:: Exercise requirements ::
Transcribe the entire listing, keeping each word as it is.
__________________________________________________
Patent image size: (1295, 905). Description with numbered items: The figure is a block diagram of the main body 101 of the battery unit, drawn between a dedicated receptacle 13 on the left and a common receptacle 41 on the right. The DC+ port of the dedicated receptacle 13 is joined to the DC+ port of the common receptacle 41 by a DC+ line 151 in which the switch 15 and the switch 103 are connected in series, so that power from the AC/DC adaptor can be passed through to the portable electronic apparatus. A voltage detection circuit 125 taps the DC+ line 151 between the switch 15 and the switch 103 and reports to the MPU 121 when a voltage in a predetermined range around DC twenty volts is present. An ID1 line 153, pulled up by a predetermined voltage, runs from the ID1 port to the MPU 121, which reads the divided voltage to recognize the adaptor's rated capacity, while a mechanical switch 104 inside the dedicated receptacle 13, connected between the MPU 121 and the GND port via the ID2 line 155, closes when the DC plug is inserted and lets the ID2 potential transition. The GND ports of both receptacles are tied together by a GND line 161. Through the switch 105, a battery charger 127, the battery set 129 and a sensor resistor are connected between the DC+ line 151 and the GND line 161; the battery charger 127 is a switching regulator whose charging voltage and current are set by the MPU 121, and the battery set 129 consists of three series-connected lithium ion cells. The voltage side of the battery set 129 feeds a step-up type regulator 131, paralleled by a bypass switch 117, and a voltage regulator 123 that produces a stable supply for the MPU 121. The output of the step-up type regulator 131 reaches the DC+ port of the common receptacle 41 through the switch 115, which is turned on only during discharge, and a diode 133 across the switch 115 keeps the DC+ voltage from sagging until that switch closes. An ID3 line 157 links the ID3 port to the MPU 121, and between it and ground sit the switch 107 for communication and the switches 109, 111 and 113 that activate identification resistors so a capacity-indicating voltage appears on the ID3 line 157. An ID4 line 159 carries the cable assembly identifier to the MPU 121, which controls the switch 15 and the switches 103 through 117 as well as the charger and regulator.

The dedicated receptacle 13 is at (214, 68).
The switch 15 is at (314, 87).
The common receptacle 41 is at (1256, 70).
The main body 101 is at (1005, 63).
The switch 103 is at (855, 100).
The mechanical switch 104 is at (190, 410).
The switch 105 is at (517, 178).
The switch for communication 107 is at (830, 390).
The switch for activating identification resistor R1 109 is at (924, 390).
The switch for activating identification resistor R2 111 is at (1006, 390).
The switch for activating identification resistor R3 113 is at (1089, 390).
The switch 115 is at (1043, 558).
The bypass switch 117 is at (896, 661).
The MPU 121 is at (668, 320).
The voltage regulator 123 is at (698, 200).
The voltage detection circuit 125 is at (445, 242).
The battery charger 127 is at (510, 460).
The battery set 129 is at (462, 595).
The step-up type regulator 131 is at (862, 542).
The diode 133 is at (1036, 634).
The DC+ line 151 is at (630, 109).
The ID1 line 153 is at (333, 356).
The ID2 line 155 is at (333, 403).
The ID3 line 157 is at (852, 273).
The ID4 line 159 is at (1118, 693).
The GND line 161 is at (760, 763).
__________________________________________________
:: Written response ::
Patent image size: (1295, 905). Description with numbered items: The figure is a block diagram of the main body 101 of the battery unit, drawn between a dedicated receptacle 13 on the left and a common receptacle 41 on the right. The DC+ port of the dedicated receptacle 13 is joined to the DC+ port of the common receptacle 41 by a DC+ line 151 in which the switch 15 and the switch 103 are connected in series, so that power from the AC/DC adaptor can be passed through to the portable electronic apparatus. A voltage detection circuit 125 taps the DC+ line 151 between the switch 15 and the switch 103 and reports to the MPU 121 when a voltage in a predetermined range around DC twenty volts is present. An ID1 line 153, pulled up by a predetermined voltage, runs from the ID1 port to the MPU 121, which reads the divided voltage to recognize the adaptor's rated capacity, while a mechanical switch 104 inside the dedicated receptacle 13, connected between the MPU 121 and the GND port via the ID2 line 155, closes when the DC plug is inserted and lets the ID2 potential transition. The GND ports of both receptacles are tied together by a GND line 161. Through the switch 105, a battery charger 127, the battery set 129 and a sensor resistor are connected between the DC+ line 151 and the GND line 161; the battery charger 127 is a switching regulator whose charging voltage and current are set by the MPU 121, and the battery set 129 consists of three series-connected lithium ion cells. The voltage side of the battery set 129 feeds a step-up type regulator 131, paralleled by a bypass switch 117, and a voltage regulator 123 that produces a stable supply for the MPU 121. The output of the step-up type regulator 131 reaches the DC+ port of the common receptacle 41 through the switch 115, which is turned on only during discharge, and a diode 133 across the switch 115 keeps the DC+ voltage from sagging until that switch closes. An ID3 line 157 links the ID3 port to the MPU 121, and between it and ground sit the switch 107 for communication and the switches 109, 111 and 113 that activate identification resistors so a capacity-indicating voltage appears on the ID3 line 157. An ID4 line 159 carries the cable assembly identifier to the MPU 121, which controls the switch 15 and the switches 103 through 117 as well as the charger and regulator.

The dedicated receptacle 13 is at (214, 68).
The switch 15 is at (314, 87).
The common receptacle 41 is at (1256, 70).
The main body 101 is at (1005, 63).
The switch 103 is at (855, 100).
The mechanical switch 104 is at (190, 410).
The switch 105 is at (517, 178).
The switch for communication 107 is at (830, 390).
The switch for activating identification resistor R1 109 is at (924, 390).
The switch for activating identification resistor R2 111 is at (1006, 390).
The switch for activating identification resistor R3 113 is at (1089, 390).
The switch 115 is at (1043, 558).
The bypass switch 117 is at (896, 661).
The MPU 121 is at (668, 320).
The voltage regulator 123 is at (698, 200).
The voltage detection circuit 125 is at (445, 242).
The battery charger 127 is at (510, 460).
The battery set 129 is at (462, 595).
The step-up type regulator 131 is at (862, 542).
The diode 133 is at (1036, 634).
The DC+ line 151 is at (630, 109).
The ID1 line 153 is at (333, 356).
The ID2 line 155 is at (333, 403).
The ID3 line 157 is at (852, 273).
The ID4 line 159 is at (1118, 693).
The GND line 161 is at (760, 763).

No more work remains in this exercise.